### GIVEN ENTRIES
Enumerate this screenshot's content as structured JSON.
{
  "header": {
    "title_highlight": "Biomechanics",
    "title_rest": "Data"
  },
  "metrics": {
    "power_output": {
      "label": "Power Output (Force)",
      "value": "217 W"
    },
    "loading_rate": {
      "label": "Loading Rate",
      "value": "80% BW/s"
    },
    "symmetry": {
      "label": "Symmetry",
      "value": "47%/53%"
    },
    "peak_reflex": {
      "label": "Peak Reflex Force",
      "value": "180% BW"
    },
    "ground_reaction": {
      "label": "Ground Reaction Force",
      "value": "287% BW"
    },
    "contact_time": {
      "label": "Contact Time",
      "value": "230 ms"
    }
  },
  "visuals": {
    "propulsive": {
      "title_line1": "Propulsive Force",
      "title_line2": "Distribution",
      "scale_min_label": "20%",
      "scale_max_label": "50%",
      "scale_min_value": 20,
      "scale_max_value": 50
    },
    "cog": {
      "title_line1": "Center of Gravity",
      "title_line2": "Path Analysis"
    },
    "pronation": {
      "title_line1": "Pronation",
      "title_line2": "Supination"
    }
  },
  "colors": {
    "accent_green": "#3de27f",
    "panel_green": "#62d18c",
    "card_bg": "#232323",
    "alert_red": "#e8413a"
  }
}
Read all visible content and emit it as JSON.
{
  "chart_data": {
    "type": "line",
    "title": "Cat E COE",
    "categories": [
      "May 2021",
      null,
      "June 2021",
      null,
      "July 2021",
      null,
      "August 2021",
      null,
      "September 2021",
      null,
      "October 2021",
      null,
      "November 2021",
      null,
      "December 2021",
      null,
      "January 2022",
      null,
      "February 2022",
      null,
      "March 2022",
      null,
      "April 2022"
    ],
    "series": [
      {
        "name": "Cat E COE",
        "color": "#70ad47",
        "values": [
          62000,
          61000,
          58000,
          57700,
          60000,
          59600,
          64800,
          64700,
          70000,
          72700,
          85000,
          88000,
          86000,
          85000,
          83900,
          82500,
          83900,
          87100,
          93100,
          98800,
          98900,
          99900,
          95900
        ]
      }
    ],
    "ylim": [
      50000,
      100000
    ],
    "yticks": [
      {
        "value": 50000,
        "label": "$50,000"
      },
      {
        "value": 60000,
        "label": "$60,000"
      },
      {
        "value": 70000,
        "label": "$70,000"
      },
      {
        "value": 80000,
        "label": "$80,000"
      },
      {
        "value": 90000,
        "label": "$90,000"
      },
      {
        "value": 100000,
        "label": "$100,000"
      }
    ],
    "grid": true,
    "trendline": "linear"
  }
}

### JOB
Output the full listing without altering anything.

### ANSWER FOR THE TASK
Enumerate this screenshot's content as structured JSON.
{
  "header": {
    "title_highlight": "Biomechanics",
    "title_rest": "Data"
  },
  "metrics": {
    "power_output": {
      "label": "Power Output (Force)",
      "value": "217 W"
    },
    "loading_rate": {
      "label": "Loading Rate",
      "value": "80% BW/s"
    },
    "symmetry": {
      "label": "Symmetry",
      "value": "47%/53%"
    },
    "peak_reflex": {
      "label": "Peak Reflex Force",
      "value": "180% BW"
    },
    "ground_reaction": {
      "label": "Ground Reaction Force",
      "value": "287% BW"
    },
    "contact_time": {
      "label": "Contact Time",
      "value": "230 ms"
    }
  },
  "visuals": {
    "propulsive": {
      "title_line1": "Propulsive Force",
      "title_line2": "Distribution",
      "scale_min_label": "20%",
      "scale_max_label": "50%",
      "scale_min_value": 20,
      "scale_max_value": 50
    },
    "cog": {
      "title_line1": "Center of Gravity",
      "title_line2": "Path Analysis"
    },
    "pronation": {
      "title_line1": "Pronation",
      "title_line2": "Supination"
    }
  },
  "colors": {
    "accent_green": "#3de27f",
    "panel_green": "#62d18c",
    "card_bg": "#232323",
    "alert_red": "#e8413a"
  }
}
Read all visible content and emit it as JSON.
{
  "chart_data": {
    "type": "line",
    "title": "Cat E COE",
    "categories": [
      "May 2021",
      null,
      "June 2021",
      null,
      "July 2021",
      null,
      "August 2021",
      null,
      "September 2021",
      null,
      "October 2021",
      null,
      "November 2021",
      null,
      "December 2021",
      null,
      "January 2022",
      null,
      "February 2022",
      null,
      "March 2022",
      null,
      "April 2022"
    ],
    "series": [
      {
        "name": "Cat E COE",
        "color": "#70ad47",
        "values": [
          62000,
          61000,
          58000,
          57700,
          60000,
          59600,
          64800,
          64700,
          70000,
          72700,
          85000,
          88000,
          86000,
          85000,
          83900,
          82500,
          83900,
          87100,
          93100,
          98800,
          98900,
          99900,
          95900
        ]
      }
    ],
    "ylim": [
      50000,
      100000
    ],
    "yticks": [
      {
        "value": 50000,
        "label": "$50,000"
      },
      {
        "value": 60000,
        "label": "$60,000"
      },
      {
        "value": 70000,
        "label": "$70,000"
      },
      {
        "value": 80000,
        "label": "$80,000"
      },
      {
        "value": 90000,
        "label": "$90,000"
      },
      {
        "value": 100000,
        "label": "$100,000"
      }
    ],
    "grid": true,
    "trendline": "linear"
  }
}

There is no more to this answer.